Written exercise =
Copy each line of the entries beneath that contains the word "Mowing".

Dataset content =

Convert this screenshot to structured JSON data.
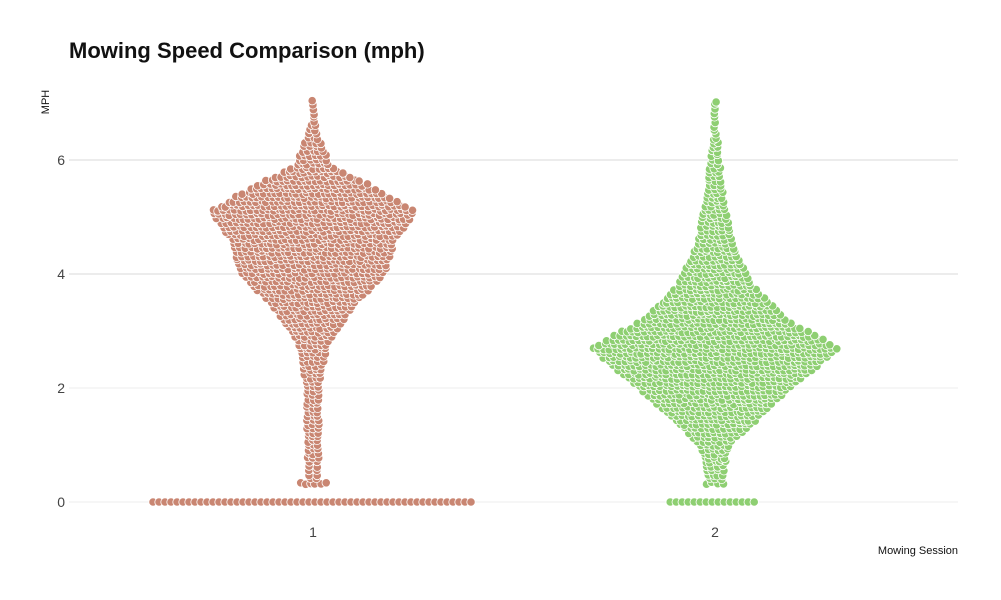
{
  "chart_data": {
    "type": "scatter",
    "subtype": "beeswarm",
    "title": "Mowing Speed Comparison (mph)",
    "xlabel": "Mowing Session",
    "ylabel": "MPH",
    "categories": [
      "1",
      "2"
    ],
    "ylim": [
      0,
      7.2
    ],
    "yticks": [
      0,
      2,
      4,
      6
    ],
    "grid": true,
    "series": [
      {
        "name": "1",
        "color": "#c98672",
        "density_profile": [
          {
            "y": 0.0,
            "half_width": 1.0
          },
          {
            "y": 0.35,
            "half_width": 0.04
          },
          {
            "y": 2.0,
            "half_width": 0.05
          },
          {
            "y": 2.8,
            "half_width": 0.1
          },
          {
            "y": 3.5,
            "half_width": 0.28
          },
          {
            "y": 4.0,
            "half_width": 0.46
          },
          {
            "y": 4.6,
            "half_width": 0.52
          },
          {
            "y": 5.1,
            "half_width": 0.65
          },
          {
            "y": 5.5,
            "half_width": 0.4
          },
          {
            "y": 5.9,
            "half_width": 0.12
          },
          {
            "y": 6.5,
            "half_width": 0.03
          },
          {
            "y": 7.1,
            "half_width": 0.01
          }
        ]
      },
      {
        "name": "2",
        "color": "#8ecf72",
        "density_profile": [
          {
            "y": 0.0,
            "half_width": 0.28
          },
          {
            "y": 0.35,
            "half_width": 0.05
          },
          {
            "y": 1.0,
            "half_width": 0.1
          },
          {
            "y": 1.8,
            "half_width": 0.4
          },
          {
            "y": 2.7,
            "half_width": 0.78
          },
          {
            "y": 3.2,
            "half_width": 0.45
          },
          {
            "y": 3.8,
            "half_width": 0.24
          },
          {
            "y": 4.5,
            "half_width": 0.12
          },
          {
            "y": 5.4,
            "half_width": 0.06
          },
          {
            "y": 6.2,
            "half_width": 0.03
          },
          {
            "y": 7.1,
            "half_width": 0.01
          }
        ]
      }
    ]
  }
}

Answer to this exercise =
    "title": "Mowing Speed Comparison (mph)",
    "xlabel": "Mowing Session",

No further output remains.